____ Supplied information
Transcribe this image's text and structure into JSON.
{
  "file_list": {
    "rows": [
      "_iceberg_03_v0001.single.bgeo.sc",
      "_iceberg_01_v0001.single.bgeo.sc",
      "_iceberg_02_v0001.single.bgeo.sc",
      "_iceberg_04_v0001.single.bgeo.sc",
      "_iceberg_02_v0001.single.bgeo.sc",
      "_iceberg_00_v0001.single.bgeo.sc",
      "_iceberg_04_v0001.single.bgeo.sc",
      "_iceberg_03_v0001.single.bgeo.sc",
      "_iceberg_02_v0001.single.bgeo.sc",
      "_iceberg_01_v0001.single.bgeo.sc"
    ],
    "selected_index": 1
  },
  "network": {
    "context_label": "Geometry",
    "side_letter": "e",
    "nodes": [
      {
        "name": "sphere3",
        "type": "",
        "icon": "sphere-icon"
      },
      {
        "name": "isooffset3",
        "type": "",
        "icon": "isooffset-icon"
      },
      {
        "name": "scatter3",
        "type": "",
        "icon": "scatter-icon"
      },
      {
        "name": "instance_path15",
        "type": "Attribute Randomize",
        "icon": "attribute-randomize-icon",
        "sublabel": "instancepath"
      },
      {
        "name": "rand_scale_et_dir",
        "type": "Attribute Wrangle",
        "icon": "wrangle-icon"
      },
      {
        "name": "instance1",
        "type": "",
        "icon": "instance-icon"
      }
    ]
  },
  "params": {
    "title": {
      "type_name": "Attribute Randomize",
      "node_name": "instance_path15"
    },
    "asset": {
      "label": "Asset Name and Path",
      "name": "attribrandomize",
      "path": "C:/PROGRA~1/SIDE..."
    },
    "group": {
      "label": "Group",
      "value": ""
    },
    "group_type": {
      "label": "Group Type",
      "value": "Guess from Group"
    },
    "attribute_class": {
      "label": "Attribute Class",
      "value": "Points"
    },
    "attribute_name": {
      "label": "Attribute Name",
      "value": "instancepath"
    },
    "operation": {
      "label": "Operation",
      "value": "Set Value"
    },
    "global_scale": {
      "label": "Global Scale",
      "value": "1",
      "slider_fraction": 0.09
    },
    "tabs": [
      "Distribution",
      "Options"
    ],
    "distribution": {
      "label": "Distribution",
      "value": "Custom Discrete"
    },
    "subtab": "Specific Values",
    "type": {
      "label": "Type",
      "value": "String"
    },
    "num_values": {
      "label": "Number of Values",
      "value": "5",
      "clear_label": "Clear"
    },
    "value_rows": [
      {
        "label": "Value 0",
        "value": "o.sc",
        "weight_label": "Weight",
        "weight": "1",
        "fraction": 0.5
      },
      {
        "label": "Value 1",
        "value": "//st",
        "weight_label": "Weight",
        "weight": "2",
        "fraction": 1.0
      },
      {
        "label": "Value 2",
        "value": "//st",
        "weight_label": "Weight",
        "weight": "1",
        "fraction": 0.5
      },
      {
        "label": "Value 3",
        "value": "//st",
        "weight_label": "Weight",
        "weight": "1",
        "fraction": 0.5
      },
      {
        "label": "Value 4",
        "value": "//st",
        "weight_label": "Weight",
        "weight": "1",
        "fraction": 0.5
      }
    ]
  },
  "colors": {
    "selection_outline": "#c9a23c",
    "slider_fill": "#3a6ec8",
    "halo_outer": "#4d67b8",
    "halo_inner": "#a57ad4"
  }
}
________
- Task brief: From the records above, extract each line exactly as shown.

- Finished task:
Transcribe this image's text and structure into JSON.
{
  "file_list": {
    "rows": [
      "_iceberg_03_v0001.single.bgeo.sc",
      "_iceberg_01_v0001.single.bgeo.sc",
      "_iceberg_02_v0001.single.bgeo.sc",
      "_iceberg_04_v0001.single.bgeo.sc",
      "_iceberg_02_v0001.single.bgeo.sc",
      "_iceberg_00_v0001.single.bgeo.sc",
      "_iceberg_04_v0001.single.bgeo.sc",
      "_iceberg_03_v0001.single.bgeo.sc",
      "_iceberg_02_v0001.single.bgeo.sc",
      "_iceberg_01_v0001.single.bgeo.sc"
    ],
    "selected_index": 1
  },
  "network": {
    "context_label": "Geometry",
    "side_letter": "e",
    "nodes": [
      {
        "name": "sphere3",
        "type": "",
        "icon": "sphere-icon"
      },
      {
        "name": "isooffset3",
        "type": "",
        "icon": "isooffset-icon"
      },
      {
        "name": "scatter3",
        "type": "",
        "icon": "scatter-icon"
      },
      {
        "name": "instance_path15",
        "type": "Attribute Randomize",
        "icon": "attribute-randomize-icon",
        "sublabel": "instancepath"
      },
      {
        "name": "rand_scale_et_dir",
        "type": "Attribute Wrangle",
        "icon": "wrangle-icon"
      },
      {
        "name": "instance1",
        "type": "",
        "icon": "instance-icon"
      }
    ]
  },
  "params": {
    "title": {
      "type_name": "Attribute Randomize",
      "node_name": "instance_path15"
    },
    "asset": {
      "label": "Asset Name and Path",
      "name": "attribrandomize",
      "path": "C:/PROGRA~1/SIDE..."
    },
    "group": {
      "label": "Group",
      "value": ""
    },
    "group_type": {
      "label": "Group Type",
      "value": "Guess from Group"
    },
    "attribute_class": {
      "label": "Attribute Class",
      "value": "Points"
    },
    "attribute_name": {
      "label": "Attribute Name",
      "value": "instancepath"
    },
    "operation": {
      "label": "Operation",
      "value": "Set Value"
    },
    "global_scale": {
      "label": "Global Scale",
      "value": "1",
      "slider_fraction": 0.09
    },
    "tabs": [
      "Distribution",
      "Options"
    ],
    "distribution": {
      "label": "Distribution",
      "value": "Custom Discrete"
    },
    "subtab": "Specific Values",
    "type": {
      "label": "Type",
      "value": "String"
    },
    "num_values": {
      "label": "Number of Values",
      "value": "5",
      "clear_label": "Clear"
    },
    "value_rows": [
      {
        "label": "Value 0",
        "value": "o.sc",
        "weight_label": "Weight",
        "weight": "1",
        "fraction": 0.5
      },
      {
        "label": "Value 1",
        "value": "//st",
        "weight_label": "Weight",
        "weight": "2",
        "fraction": 1.0
      },
      {
        "label": "Value 2",
        "value": "//st",
        "weight_label": "Weight",
        "weight": "1",
        "fraction": 0.5
      },
      {
        "label": "Value 3",
        "value": "//st",
        "weight_label": "Weight",
        "weight": "1",
        "fraction": 0.5
      },
      {
        "label": "Value 4",
        "value": "//st",
        "weight_label": "Weight",
        "weight": "1",
        "fraction": 0.5
      }
    ]
  },
  "colors": {
    "selection_outline": "#c9a23c",
    "slider_fill": "#3a6ec8",
    "halo_outer": "#4d67b8",
    "halo_inner": "#a57ad4"
  }
}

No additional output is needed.